Transcribe the material without changes, from its first line through the line that contains "y-tick-label: 5,000 <box>19 80 100 117</box>", with both ends included.

++++ Extracted records ++++

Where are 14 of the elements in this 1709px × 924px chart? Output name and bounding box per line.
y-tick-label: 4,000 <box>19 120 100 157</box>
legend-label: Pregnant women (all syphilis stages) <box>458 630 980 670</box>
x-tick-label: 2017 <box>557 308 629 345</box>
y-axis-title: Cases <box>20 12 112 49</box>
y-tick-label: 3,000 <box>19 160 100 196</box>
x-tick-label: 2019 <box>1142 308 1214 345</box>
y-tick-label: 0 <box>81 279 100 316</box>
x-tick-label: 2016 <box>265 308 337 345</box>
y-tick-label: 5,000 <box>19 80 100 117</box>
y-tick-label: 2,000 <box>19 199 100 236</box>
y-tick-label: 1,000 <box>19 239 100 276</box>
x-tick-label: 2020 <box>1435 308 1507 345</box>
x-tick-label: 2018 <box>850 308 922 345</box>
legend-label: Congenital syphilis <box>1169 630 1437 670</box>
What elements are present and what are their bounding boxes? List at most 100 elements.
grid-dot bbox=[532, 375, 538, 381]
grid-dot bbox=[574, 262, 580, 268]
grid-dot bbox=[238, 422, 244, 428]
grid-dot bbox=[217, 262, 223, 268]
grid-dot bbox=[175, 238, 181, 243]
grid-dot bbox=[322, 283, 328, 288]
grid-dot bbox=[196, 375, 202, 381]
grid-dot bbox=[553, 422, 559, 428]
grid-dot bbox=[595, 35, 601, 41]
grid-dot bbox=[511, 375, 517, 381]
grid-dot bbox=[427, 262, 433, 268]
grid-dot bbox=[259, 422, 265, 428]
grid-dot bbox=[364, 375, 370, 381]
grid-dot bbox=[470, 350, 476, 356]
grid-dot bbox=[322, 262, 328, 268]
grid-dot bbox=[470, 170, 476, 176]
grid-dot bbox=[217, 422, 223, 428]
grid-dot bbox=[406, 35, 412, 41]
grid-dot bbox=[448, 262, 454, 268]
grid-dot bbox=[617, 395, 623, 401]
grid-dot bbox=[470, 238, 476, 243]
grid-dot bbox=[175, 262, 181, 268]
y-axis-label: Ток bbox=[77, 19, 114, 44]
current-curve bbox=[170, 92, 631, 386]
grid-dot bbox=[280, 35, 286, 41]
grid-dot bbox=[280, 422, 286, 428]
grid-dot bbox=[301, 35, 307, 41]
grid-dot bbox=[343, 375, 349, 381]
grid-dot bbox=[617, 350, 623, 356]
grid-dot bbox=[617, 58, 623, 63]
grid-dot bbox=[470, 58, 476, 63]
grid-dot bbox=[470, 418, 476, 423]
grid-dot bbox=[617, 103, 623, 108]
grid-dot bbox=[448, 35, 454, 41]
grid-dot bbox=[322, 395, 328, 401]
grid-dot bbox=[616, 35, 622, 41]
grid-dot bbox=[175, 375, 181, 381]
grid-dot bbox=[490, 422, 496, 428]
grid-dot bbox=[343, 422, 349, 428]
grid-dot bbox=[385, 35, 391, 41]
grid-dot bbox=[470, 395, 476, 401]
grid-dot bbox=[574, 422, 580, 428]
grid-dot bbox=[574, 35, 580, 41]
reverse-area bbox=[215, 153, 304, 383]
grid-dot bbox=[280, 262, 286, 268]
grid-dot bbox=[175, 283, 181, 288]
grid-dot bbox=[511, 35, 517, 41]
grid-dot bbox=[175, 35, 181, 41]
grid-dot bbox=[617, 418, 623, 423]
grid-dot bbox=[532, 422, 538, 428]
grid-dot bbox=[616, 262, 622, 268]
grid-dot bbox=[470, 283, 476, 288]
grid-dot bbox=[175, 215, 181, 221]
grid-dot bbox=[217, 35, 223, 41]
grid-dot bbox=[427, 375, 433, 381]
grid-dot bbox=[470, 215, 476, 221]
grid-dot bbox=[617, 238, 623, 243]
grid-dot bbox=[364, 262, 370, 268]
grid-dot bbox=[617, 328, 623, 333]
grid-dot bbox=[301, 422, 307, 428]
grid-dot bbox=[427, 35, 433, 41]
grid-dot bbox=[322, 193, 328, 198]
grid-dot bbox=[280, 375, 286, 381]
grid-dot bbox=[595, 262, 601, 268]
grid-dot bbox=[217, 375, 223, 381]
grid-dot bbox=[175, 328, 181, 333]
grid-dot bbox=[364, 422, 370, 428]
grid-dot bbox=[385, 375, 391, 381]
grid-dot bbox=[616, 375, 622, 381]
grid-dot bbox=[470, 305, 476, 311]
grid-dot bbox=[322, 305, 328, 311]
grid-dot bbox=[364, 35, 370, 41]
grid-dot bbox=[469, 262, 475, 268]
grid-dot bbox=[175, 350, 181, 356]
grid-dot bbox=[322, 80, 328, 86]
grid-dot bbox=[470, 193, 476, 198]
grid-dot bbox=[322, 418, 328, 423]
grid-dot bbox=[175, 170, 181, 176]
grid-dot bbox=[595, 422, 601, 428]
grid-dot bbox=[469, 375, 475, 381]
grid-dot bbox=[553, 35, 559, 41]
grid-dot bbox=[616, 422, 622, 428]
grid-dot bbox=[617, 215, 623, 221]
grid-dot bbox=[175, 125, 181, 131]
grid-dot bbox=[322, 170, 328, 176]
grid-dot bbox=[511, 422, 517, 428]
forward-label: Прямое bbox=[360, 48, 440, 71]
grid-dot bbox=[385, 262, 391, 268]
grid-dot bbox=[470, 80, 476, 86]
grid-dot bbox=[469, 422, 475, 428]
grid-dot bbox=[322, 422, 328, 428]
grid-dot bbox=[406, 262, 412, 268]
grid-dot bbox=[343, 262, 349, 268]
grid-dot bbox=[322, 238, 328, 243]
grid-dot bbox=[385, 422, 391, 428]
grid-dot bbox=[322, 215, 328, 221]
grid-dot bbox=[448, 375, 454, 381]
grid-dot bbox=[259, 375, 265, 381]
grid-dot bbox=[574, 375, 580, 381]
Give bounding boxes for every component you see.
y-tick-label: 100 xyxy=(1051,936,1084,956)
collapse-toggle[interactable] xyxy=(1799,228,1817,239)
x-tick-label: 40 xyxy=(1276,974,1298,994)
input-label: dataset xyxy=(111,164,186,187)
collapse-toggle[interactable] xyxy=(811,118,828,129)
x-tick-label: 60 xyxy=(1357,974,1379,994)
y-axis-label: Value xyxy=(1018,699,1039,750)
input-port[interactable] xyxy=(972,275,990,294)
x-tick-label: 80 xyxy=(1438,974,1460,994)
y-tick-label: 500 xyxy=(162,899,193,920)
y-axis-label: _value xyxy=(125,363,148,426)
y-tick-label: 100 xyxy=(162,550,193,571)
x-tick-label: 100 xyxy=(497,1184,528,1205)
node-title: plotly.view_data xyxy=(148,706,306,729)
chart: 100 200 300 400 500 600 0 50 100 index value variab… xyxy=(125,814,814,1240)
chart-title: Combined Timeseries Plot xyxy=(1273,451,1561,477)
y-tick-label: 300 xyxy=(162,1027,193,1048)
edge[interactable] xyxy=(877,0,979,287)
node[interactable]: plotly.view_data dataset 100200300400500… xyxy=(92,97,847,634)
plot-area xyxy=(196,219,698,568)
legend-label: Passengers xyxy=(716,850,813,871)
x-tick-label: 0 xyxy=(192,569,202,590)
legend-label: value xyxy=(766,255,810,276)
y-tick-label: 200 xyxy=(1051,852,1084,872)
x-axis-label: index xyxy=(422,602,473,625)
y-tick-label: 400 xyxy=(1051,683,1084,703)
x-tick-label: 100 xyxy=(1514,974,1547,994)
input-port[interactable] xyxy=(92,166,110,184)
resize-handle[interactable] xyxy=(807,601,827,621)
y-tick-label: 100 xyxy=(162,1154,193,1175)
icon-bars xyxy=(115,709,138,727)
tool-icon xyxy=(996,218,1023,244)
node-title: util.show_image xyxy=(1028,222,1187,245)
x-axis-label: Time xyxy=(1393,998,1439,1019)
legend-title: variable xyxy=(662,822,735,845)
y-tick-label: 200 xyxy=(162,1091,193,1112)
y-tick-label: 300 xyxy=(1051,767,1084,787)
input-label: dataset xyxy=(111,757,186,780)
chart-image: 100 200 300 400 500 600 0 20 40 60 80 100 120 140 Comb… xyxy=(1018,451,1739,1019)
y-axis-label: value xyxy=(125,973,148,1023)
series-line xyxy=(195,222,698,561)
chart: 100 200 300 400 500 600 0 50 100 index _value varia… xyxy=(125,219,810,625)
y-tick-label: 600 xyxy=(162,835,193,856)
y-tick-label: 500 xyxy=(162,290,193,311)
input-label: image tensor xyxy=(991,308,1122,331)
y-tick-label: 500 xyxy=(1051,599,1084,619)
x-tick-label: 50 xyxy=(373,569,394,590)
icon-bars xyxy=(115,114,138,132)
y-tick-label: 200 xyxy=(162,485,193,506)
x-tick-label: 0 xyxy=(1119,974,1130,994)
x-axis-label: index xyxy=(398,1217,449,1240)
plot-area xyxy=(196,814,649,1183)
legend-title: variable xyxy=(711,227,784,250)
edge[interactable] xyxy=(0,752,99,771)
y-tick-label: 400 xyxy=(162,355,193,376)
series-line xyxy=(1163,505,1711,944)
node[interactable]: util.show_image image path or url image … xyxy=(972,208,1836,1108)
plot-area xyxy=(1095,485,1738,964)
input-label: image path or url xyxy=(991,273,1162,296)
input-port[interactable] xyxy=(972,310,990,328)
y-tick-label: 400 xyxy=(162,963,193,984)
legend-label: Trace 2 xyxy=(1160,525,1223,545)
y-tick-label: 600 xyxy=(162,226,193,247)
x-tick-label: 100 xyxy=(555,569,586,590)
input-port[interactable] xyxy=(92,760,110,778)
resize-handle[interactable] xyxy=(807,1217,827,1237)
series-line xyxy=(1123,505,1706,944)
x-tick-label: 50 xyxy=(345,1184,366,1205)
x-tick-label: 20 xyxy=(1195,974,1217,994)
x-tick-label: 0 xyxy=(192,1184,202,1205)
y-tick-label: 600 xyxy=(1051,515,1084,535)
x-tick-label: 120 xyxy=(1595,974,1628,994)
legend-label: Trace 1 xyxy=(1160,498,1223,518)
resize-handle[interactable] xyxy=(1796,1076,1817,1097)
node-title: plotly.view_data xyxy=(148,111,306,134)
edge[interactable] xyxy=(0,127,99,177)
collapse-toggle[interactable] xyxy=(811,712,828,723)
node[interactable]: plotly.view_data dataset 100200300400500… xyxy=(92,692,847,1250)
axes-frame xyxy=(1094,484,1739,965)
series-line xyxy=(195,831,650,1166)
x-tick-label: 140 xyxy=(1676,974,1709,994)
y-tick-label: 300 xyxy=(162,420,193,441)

++++

Result of this exercise ::
Where are 14 of the elements in this 1709px × 924px chart? Output name and bounding box per line.
y-tick-label: 4,000 <box>19 120 100 157</box>
legend-label: Pregnant women (all syphilis stages) <box>458 630 980 670</box>
x-tick-label: 2017 <box>557 308 629 345</box>
y-axis-title: Cases <box>20 12 112 49</box>
y-tick-label: 3,000 <box>19 160 100 196</box>
x-tick-label: 2019 <box>1142 308 1214 345</box>
y-tick-label: 0 <box>81 279 100 316</box>
x-tick-label: 2016 <box>265 308 337 345</box>
y-tick-label: 5,000 <box>19 80 100 117</box>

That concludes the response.